## BEGIN Records
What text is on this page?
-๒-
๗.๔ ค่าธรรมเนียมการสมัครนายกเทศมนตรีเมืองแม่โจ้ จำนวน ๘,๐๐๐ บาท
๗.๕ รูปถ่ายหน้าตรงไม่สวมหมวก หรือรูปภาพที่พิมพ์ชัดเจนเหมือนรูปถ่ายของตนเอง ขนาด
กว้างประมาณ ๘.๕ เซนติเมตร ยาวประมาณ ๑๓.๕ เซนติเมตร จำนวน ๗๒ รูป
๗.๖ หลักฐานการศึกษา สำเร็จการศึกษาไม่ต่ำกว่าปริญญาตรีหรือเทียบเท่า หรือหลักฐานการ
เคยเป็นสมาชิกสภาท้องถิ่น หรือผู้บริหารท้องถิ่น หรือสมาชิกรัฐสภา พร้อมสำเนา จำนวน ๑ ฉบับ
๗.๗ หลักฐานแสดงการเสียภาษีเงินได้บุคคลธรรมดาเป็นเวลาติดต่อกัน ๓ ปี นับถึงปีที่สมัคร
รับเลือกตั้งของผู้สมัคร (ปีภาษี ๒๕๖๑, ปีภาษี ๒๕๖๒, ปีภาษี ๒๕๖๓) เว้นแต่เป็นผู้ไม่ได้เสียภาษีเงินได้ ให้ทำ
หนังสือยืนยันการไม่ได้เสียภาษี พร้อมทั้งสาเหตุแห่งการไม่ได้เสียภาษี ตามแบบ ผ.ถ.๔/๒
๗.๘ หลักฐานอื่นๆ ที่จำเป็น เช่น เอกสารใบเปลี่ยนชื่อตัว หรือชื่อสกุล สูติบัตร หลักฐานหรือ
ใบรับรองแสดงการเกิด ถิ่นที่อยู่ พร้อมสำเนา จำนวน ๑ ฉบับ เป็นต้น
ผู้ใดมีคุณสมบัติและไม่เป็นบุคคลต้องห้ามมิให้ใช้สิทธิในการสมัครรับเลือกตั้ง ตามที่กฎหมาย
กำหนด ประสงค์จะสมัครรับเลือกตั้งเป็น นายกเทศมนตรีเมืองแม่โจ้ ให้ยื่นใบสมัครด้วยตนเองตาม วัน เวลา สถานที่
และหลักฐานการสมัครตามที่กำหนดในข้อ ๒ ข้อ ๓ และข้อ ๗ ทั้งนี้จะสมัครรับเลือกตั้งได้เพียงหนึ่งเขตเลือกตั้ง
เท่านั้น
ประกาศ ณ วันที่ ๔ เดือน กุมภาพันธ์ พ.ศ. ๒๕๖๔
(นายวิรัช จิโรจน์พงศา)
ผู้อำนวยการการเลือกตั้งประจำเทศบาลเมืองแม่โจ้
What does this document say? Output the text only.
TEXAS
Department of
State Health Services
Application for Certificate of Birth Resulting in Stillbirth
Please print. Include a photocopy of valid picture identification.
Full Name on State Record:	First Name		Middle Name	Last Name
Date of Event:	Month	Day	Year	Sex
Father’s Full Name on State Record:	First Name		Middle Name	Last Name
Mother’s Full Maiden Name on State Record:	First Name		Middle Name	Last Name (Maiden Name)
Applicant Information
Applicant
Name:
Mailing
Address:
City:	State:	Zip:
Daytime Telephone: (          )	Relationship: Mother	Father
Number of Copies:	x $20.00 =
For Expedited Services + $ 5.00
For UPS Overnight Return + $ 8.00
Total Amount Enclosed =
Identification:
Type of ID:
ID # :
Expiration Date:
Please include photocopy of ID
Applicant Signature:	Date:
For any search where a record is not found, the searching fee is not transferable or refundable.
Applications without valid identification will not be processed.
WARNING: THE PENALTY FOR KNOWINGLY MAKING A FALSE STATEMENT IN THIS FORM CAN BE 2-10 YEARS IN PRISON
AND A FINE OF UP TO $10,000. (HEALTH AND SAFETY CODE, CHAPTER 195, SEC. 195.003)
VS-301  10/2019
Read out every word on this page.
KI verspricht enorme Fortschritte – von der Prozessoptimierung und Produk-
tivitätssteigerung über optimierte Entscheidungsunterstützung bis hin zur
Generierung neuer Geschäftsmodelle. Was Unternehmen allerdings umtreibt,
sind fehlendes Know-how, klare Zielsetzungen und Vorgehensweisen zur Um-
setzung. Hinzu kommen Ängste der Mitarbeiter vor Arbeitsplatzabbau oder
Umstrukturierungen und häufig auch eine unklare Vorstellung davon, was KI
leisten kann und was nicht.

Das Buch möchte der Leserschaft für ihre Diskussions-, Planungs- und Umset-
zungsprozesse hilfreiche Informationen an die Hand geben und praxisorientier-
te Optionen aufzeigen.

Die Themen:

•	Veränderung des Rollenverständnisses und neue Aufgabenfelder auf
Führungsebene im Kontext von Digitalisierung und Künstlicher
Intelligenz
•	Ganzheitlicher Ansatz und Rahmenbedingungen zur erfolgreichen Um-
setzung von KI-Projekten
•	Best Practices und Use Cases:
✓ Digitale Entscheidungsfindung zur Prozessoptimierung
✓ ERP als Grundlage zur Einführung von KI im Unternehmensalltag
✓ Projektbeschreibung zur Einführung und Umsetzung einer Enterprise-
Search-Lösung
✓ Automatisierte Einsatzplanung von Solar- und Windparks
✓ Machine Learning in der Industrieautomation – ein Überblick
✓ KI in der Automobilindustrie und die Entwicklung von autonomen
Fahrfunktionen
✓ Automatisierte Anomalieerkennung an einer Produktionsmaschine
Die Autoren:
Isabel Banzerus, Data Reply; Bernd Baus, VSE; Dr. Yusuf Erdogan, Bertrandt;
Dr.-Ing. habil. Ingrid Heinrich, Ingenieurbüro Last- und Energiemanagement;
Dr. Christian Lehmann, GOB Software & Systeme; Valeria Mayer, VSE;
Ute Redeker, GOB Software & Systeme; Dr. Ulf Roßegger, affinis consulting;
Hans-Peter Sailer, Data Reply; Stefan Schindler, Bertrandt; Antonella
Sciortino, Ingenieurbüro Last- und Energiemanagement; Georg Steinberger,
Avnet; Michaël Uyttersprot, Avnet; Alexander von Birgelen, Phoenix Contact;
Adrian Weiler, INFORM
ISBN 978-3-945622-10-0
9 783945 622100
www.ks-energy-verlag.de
## END Records
## BEGIN Records
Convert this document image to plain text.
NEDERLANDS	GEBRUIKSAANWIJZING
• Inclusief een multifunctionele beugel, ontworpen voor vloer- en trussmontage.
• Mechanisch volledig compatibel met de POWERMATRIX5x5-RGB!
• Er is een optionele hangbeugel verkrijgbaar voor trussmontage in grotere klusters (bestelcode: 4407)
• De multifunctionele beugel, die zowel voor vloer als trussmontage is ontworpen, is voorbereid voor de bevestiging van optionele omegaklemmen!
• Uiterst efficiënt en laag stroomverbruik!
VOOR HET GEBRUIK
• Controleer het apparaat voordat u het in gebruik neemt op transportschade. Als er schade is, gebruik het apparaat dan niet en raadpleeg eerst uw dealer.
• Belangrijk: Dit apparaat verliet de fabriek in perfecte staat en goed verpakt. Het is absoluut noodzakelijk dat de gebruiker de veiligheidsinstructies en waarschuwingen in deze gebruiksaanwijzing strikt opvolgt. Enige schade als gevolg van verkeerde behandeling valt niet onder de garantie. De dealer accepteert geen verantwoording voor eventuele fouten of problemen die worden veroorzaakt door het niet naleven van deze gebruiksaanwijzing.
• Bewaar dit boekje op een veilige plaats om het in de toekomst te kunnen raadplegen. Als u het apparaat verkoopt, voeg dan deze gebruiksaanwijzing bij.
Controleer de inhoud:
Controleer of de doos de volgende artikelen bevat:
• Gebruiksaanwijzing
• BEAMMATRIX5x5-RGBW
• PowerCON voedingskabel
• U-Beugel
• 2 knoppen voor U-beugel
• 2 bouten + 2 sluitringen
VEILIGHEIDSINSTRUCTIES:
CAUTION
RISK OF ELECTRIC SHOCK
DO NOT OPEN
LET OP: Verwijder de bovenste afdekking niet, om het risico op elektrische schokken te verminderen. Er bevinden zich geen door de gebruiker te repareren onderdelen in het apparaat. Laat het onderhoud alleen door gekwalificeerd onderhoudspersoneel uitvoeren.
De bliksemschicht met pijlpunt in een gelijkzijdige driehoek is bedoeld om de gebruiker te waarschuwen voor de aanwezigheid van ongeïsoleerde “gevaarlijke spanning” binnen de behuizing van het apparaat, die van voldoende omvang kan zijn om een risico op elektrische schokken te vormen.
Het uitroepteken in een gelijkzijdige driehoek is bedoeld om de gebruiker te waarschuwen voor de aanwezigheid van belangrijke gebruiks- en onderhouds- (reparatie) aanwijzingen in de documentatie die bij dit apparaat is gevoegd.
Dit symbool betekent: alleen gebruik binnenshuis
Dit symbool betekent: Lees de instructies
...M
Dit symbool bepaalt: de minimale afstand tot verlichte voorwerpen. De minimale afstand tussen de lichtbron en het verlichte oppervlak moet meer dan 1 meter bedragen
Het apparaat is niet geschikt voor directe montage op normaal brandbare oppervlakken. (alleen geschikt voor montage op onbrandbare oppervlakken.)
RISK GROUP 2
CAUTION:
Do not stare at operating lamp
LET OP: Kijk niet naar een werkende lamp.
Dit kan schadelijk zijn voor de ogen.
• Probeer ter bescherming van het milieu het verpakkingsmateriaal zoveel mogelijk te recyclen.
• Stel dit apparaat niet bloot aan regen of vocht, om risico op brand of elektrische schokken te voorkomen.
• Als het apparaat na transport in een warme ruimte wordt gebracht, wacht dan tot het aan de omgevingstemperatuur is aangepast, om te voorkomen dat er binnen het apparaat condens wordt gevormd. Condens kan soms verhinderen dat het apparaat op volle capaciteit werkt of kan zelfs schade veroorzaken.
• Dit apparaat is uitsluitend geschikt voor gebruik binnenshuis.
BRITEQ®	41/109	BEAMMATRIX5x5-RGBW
## END Records
## BEGIN Records
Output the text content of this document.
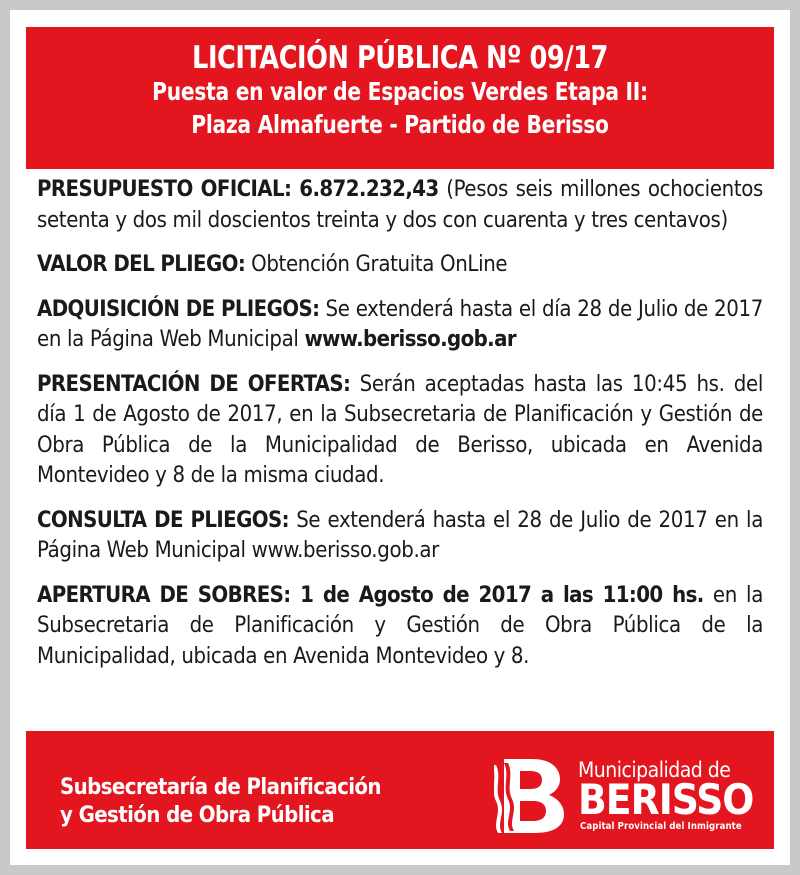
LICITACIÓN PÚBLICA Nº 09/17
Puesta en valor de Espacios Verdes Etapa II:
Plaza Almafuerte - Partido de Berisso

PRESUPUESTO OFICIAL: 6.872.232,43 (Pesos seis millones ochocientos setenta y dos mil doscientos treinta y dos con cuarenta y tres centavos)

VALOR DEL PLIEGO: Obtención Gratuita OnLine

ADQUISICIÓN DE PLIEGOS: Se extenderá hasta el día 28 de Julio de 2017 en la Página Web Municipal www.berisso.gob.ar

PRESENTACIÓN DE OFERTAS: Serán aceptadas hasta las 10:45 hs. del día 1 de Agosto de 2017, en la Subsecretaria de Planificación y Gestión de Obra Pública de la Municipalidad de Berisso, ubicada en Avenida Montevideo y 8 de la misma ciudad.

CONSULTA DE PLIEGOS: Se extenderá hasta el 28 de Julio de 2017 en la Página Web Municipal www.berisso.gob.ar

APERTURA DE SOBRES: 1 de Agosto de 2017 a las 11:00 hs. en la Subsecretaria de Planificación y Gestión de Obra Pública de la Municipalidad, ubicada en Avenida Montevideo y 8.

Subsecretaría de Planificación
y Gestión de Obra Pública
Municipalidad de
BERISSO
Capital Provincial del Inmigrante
## END Records
Copy out every line holding the string "Software".

» **Solution**:
Dr. Christian Lehmann, GOB Software & Systeme; Valeria Mayer, VSE;
Ute Redeker, GOB Software & Systeme; Dr. Ulf Roßegger, affinis consulting;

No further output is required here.